**Problem description:**
Take every line from the listing below that includes "Management" and copy it.

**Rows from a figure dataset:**
# # # # #
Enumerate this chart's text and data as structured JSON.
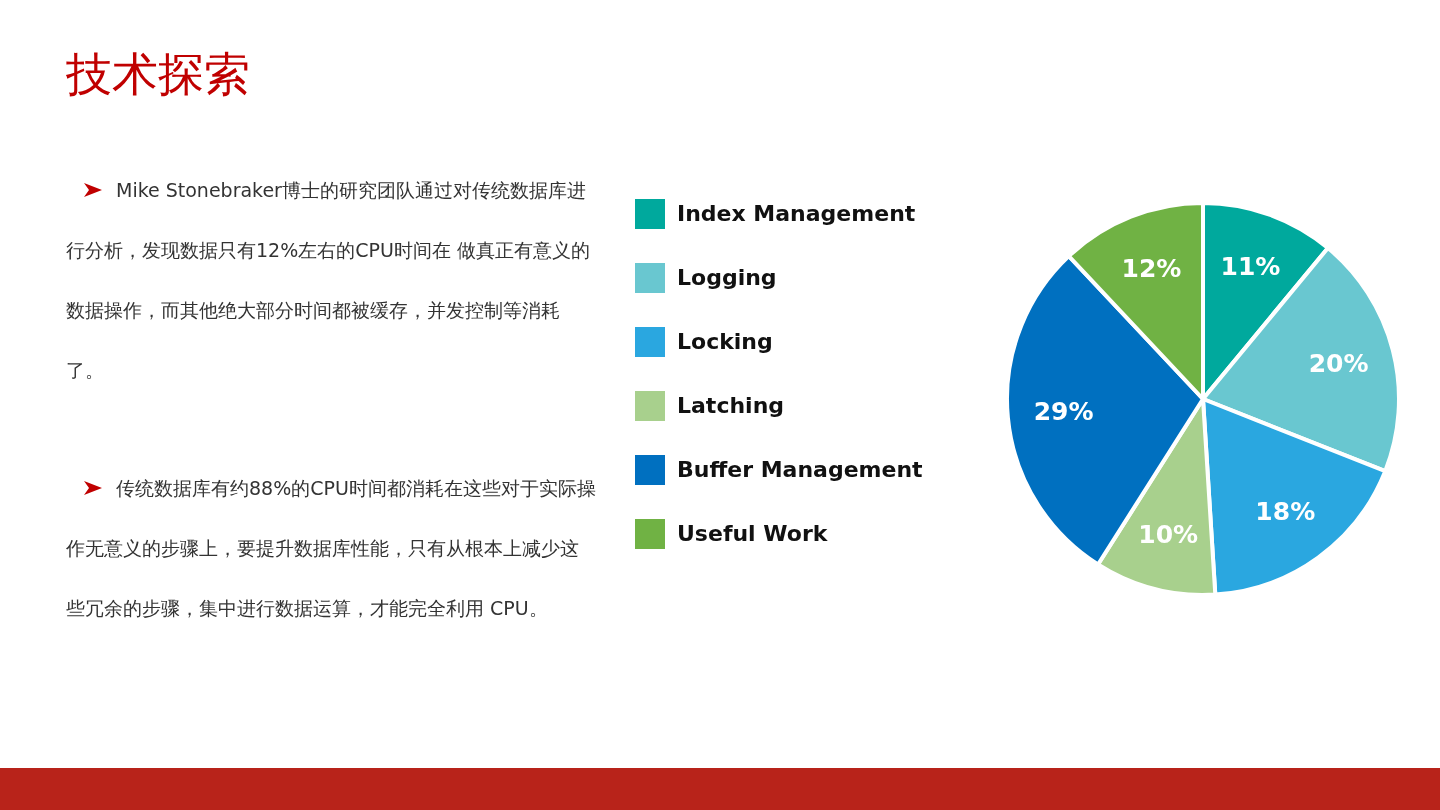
{
  "chart_data": {
    "type": "pie",
    "title": "技术探索",
    "categories": [
      "Index Management",
      "Logging",
      "Locking",
      "Latching",
      "Buffer Management",
      "Useful Work"
    ],
    "values": [
      11,
      20,
      18,
      10,
      29,
      12
    ],
    "colors": [
      "#00a99d",
      "#69c7d0",
      "#2aa7e0",
      "#a8d08d",
      "#0070c0",
      "#70b244"
    ],
    "value_labels": [
      "11%",
      "20%",
      "18%",
      "10%",
      "29%",
      "12%"
    ],
    "legend": "left",
    "annotations": [
      "Mike Stonebraker博士的研究团队通过对传统数据库进行分析，发现数据只有12%左右的CPU时间在 做真正有意义的数据操作，而其他绝大部分时间都被缓存，并发控制等消耗了。",
      "传统数据库有约88%的CPU时间都消耗在这些对于实际操作无意义的步骤上，要提升数据库性能，只有从根本上减少这些冗余的步骤，集中进行数据运算，才能完全利用 CPU。"
    ]
  }
}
# # # # #
**Correct response:**
      "Index Management",
      "Buffer Management",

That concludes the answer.